◆ **What this task involves**: Every record should be written out exactly, with the pictures left out.

◆ **Available data**:

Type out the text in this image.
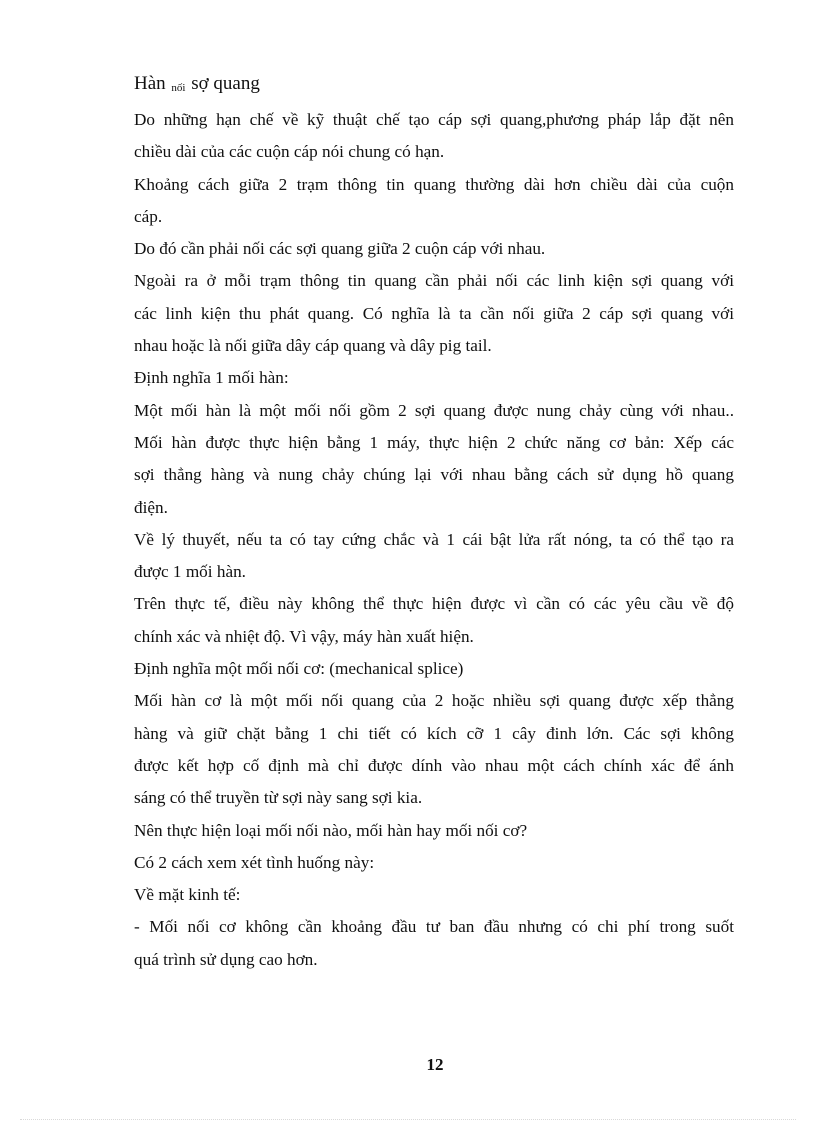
Hàn nối sợ quang
Do những hạn chế về kỹ thuật chế tạo cáp sợi quang,phương pháp lắp đặt nên
chiều dài của các cuộn cáp nói chung có hạn.
Khoảng cách giữa 2 trạm thông tin quang thường dài hơn chiều dài của cuộn
cáp.
Do đó cần phải nối các sợi quang giữa 2 cuộn cáp với nhau.
Ngoài ra ở mỗi trạm thông tin quang cần phải nối các linh kiện sợi quang với
các linh kiện thu phát quang. Có nghĩa là ta cần nối giữa 2 cáp sợi quang với
nhau hoặc là nối giữa dây cáp quang và dây pig tail.
Định nghĩa 1 mối hàn:
Một mối hàn là một mối nối gồm 2 sợi quang được nung chảy cùng với nhau..
Mối hàn được thực hiện bằng 1 máy, thực hiện 2 chức năng cơ bản: Xếp các
sợi thẳng hàng và nung chảy chúng lại với nhau bằng cách sử dụng hồ quang
điện.
Về lý thuyết, nếu ta có tay cứng chắc và 1 cái bật lửa rất nóng, ta có thể tạo ra
được 1 mối hàn.
Trên thực tế, điều này không thể thực hiện được vì cần có các yêu cầu về độ
chính xác và nhiệt độ. Vì vậy, máy hàn xuất hiện.
Định nghĩa một mối nối cơ: (mechanical splice)
Mối hàn cơ là một mối nối quang của 2 hoặc nhiều sợi quang được xếp thẳng
hàng và giữ chặt bằng 1 chi tiết có kích cỡ 1 cây đinh lớn. Các sợi không
được kết hợp cố định mà chỉ được dính vào nhau một cách chính xác để ánh
sáng có thể truyền từ sợi này sang sợi kia.
Nên thực hiện loại mối nối nào, mối hàn hay mối nối cơ?
Có 2 cách xem xét tình huống này:
Về mặt kinh tế:
- Mối nối cơ không cần khoảng đầu tư ban đầu nhưng có chi phí trong suốt
quá trình sử dụng cao hơn.
12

◆ **Written response**:
Type out the text in this image.
Hàn nối sợ quang
Do những hạn chế về kỹ thuật chế tạo cáp sợi quang,phương pháp lắp đặt nên
chiều dài của các cuộn cáp nói chung có hạn.
Khoảng cách giữa 2 trạm thông tin quang thường dài hơn chiều dài của cuộn
cáp.
Do đó cần phải nối các sợi quang giữa 2 cuộn cáp với nhau.
Ngoài ra ở mỗi trạm thông tin quang cần phải nối các linh kiện sợi quang với
các linh kiện thu phát quang. Có nghĩa là ta cần nối giữa 2 cáp sợi quang với
nhau hoặc là nối giữa dây cáp quang và dây pig tail.
Định nghĩa 1 mối hàn:
Một mối hàn là một mối nối gồm 2 sợi quang được nung chảy cùng với nhau..
Mối hàn được thực hiện bằng 1 máy, thực hiện 2 chức năng cơ bản: Xếp các
sợi thẳng hàng và nung chảy chúng lại với nhau bằng cách sử dụng hồ quang
điện.
Về lý thuyết, nếu ta có tay cứng chắc và 1 cái bật lửa rất nóng, ta có thể tạo ra
được 1 mối hàn.
Trên thực tế, điều này không thể thực hiện được vì cần có các yêu cầu về độ
chính xác và nhiệt độ. Vì vậy, máy hàn xuất hiện.
Định nghĩa một mối nối cơ: (mechanical splice)
Mối hàn cơ là một mối nối quang của 2 hoặc nhiều sợi quang được xếp thẳng
hàng và giữ chặt bằng 1 chi tiết có kích cỡ 1 cây đinh lớn. Các sợi không
được kết hợp cố định mà chỉ được dính vào nhau một cách chính xác để ánh
sáng có thể truyền từ sợi này sang sợi kia.
Nên thực hiện loại mối nối nào, mối hàn hay mối nối cơ?
Có 2 cách xem xét tình huống này:
Về mặt kinh tế:
- Mối nối cơ không cần khoảng đầu tư ban đầu nhưng có chi phí trong suốt
quá trình sử dụng cao hơn.
12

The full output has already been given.